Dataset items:
☆ ☆ ☆ ☆
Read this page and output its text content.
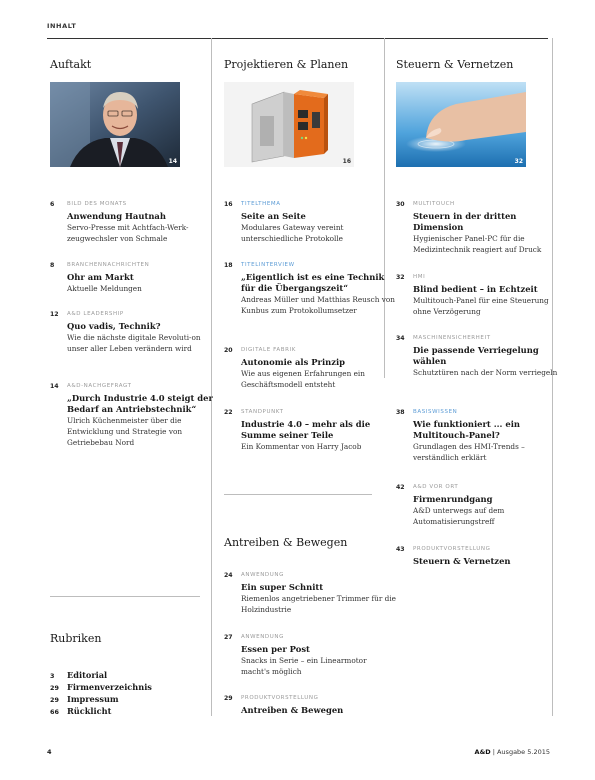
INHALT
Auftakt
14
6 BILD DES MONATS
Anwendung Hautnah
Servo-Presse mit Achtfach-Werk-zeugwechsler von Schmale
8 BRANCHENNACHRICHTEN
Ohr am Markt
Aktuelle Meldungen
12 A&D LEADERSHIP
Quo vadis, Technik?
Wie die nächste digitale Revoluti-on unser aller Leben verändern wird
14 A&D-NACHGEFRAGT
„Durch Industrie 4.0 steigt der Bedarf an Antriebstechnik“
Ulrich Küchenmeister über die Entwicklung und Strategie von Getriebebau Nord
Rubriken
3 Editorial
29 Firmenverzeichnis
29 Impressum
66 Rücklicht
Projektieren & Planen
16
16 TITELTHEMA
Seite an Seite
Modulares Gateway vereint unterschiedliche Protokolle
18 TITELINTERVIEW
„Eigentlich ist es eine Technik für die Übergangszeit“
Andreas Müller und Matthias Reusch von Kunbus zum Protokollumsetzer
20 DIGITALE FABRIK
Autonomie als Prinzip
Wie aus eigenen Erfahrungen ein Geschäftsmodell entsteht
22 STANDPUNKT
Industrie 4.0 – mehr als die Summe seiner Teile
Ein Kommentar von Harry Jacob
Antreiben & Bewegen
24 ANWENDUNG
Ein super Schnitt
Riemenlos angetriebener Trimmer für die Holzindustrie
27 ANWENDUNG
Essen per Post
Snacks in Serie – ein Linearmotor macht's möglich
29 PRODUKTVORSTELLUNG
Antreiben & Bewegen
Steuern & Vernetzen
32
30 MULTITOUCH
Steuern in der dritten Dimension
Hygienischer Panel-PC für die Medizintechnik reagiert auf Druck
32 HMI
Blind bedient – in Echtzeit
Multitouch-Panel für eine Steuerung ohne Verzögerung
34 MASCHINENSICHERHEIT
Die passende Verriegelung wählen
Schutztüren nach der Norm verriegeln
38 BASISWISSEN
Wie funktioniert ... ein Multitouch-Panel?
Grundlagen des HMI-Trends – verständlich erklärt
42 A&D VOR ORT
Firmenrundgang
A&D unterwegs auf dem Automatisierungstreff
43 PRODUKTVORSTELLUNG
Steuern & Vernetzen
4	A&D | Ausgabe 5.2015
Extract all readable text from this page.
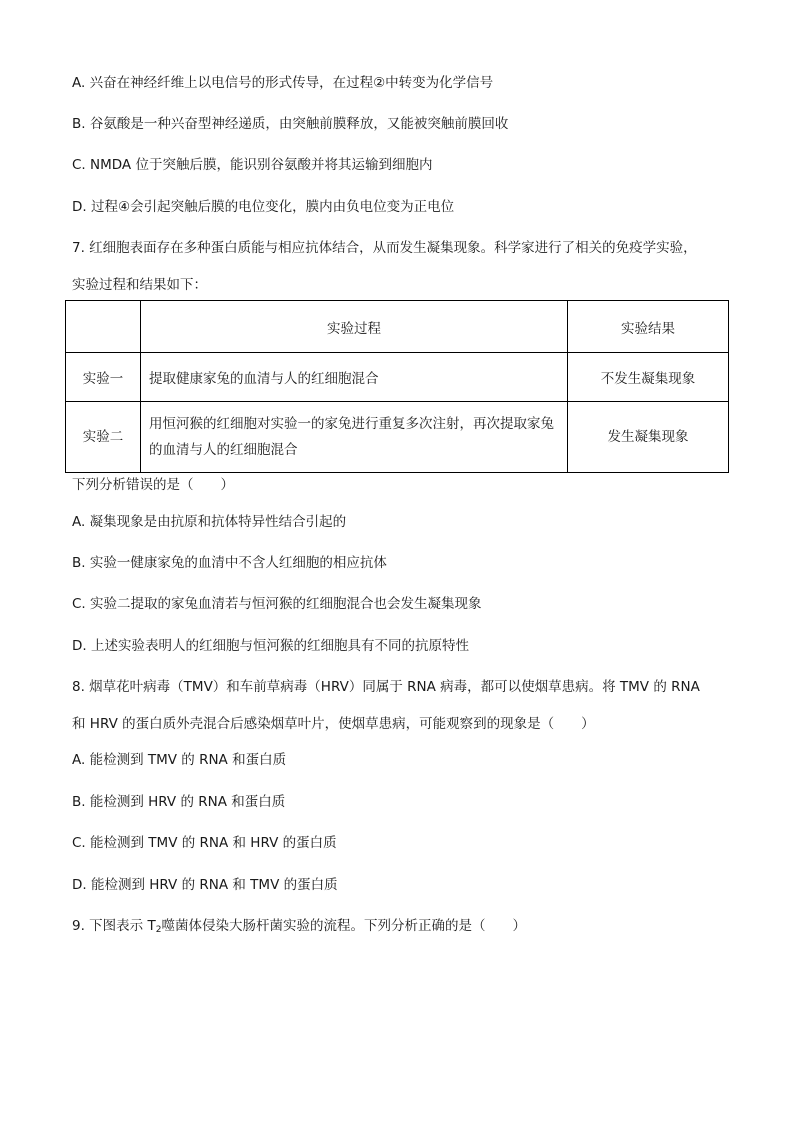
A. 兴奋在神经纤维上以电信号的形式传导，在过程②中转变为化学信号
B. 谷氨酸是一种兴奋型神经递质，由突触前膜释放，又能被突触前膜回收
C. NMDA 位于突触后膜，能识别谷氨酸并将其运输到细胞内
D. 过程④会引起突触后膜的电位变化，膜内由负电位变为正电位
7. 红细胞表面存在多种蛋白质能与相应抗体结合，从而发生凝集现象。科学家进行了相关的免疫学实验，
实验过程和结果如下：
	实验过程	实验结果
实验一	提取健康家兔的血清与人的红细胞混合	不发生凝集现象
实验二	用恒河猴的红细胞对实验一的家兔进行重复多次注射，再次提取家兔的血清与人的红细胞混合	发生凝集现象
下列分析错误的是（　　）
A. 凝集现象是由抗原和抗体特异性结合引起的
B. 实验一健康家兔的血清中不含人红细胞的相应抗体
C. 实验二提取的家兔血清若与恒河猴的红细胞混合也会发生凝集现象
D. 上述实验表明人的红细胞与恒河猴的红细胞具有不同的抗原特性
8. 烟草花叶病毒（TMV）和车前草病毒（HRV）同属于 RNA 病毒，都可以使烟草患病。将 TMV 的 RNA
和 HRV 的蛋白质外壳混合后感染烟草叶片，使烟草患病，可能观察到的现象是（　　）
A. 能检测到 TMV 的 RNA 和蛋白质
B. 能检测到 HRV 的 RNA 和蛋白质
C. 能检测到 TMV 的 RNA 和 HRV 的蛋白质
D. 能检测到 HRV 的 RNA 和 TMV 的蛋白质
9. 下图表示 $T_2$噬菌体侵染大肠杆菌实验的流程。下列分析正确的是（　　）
☆ ☆ ☆ ☆
*Do this*. Nothing in the entries should change as you copy them, except that the pictures are left out.

*Exercise response*.
Read this page and output its text content.
INHALT
Auftakt
14
6 BILD DES MONATS
Anwendung Hautnah
Servo-Presse mit Achtfach-Werk-zeugwechsler von Schmale
8 BRANCHENNACHRICHTEN
Ohr am Markt
Aktuelle Meldungen
12 A&D LEADERSHIP
Quo vadis, Technik?
Wie die nächste digitale Revoluti-on unser aller Leben verändern wird
14 A&D-NACHGEFRAGT
„Durch Industrie 4.0 steigt der Bedarf an Antriebstechnik“
Ulrich Küchenmeister über die Entwicklung und Strategie von Getriebebau Nord
Rubriken
3 Editorial
29 Firmenverzeichnis
29 Impressum
66 Rücklicht
Projektieren & Planen
16
16 TITELTHEMA
Seite an Seite
Modulares Gateway vereint unterschiedliche Protokolle
18 TITELINTERVIEW
„Eigentlich ist es eine Technik für die Übergangszeit“
Andreas Müller und Matthias Reusch von Kunbus zum Protokollumsetzer
20 DIGITALE FABRIK
Autonomie als Prinzip
Wie aus eigenen Erfahrungen ein Geschäftsmodell entsteht
22 STANDPUNKT
Industrie 4.0 – mehr als die Summe seiner Teile
Ein Kommentar von Harry Jacob
Antreiben & Bewegen
24 ANWENDUNG
Ein super Schnitt
Riemenlos angetriebener Trimmer für die Holzindustrie
27 ANWENDUNG
Essen per Post
Snacks in Serie – ein Linearmotor macht's möglich
29 PRODUKTVORSTELLUNG
Antreiben & Bewegen
Steuern & Vernetzen
32
30 MULTITOUCH
Steuern in der dritten Dimension
Hygienischer Panel-PC für die Medizintechnik reagiert auf Druck
32 HMI
Blind bedient – in Echtzeit
Multitouch-Panel für eine Steuerung ohne Verzögerung
34 MASCHINENSICHERHEIT
Die passende Verriegelung wählen
Schutztüren nach der Norm verriegeln
38 BASISWISSEN
Wie funktioniert ... ein Multitouch-Panel?
Grundlagen des HMI-Trends – verständlich erklärt
42 A&D VOR ORT
Firmenrundgang
A&D unterwegs auf dem Automatisierungstreff
43 PRODUKTVORSTELLUNG
Steuern & Vernetzen
4	A&D | Ausgabe 5.2015
Extract all readable text from this page.
A. 兴奋在神经纤维上以电信号的形式传导，在过程②中转变为化学信号
B. 谷氨酸是一种兴奋型神经递质，由突触前膜释放，又能被突触前膜回收
C. NMDA 位于突触后膜，能识别谷氨酸并将其运输到细胞内
D. 过程④会引起突触后膜的电位变化，膜内由负电位变为正电位
7. 红细胞表面存在多种蛋白质能与相应抗体结合，从而发生凝集现象。科学家进行了相关的免疫学实验，
实验过程和结果如下：
	实验过程	实验结果
实验一	提取健康家兔的血清与人的红细胞混合	不发生凝集现象
实验二	用恒河猴的红细胞对实验一的家兔进行重复多次注射，再次提取家兔的血清与人的红细胞混合	发生凝集现象
下列分析错误的是（　　）
A. 凝集现象是由抗原和抗体特异性结合引起的
B. 实验一健康家兔的血清中不含人红细胞的相应抗体
C. 实验二提取的家兔血清若与恒河猴的红细胞混合也会发生凝集现象
D. 上述实验表明人的红细胞与恒河猴的红细胞具有不同的抗原特性
8. 烟草花叶病毒（TMV）和车前草病毒（HRV）同属于 RNA 病毒，都可以使烟草患病。将 TMV 的 RNA
和 HRV 的蛋白质外壳混合后感染烟草叶片，使烟草患病，可能观察到的现象是（　　）
A. 能检测到 TMV 的 RNA 和蛋白质
B. 能检测到 HRV 的 RNA 和蛋白质
C. 能检测到 TMV 的 RNA 和 HRV 的蛋白质
D. 能检测到 HRV 的 RNA 和 TMV 的蛋白质
9. 下图表示 $T_2$噬菌体侵染大肠杆菌实验的流程。下列分析正确的是（　　）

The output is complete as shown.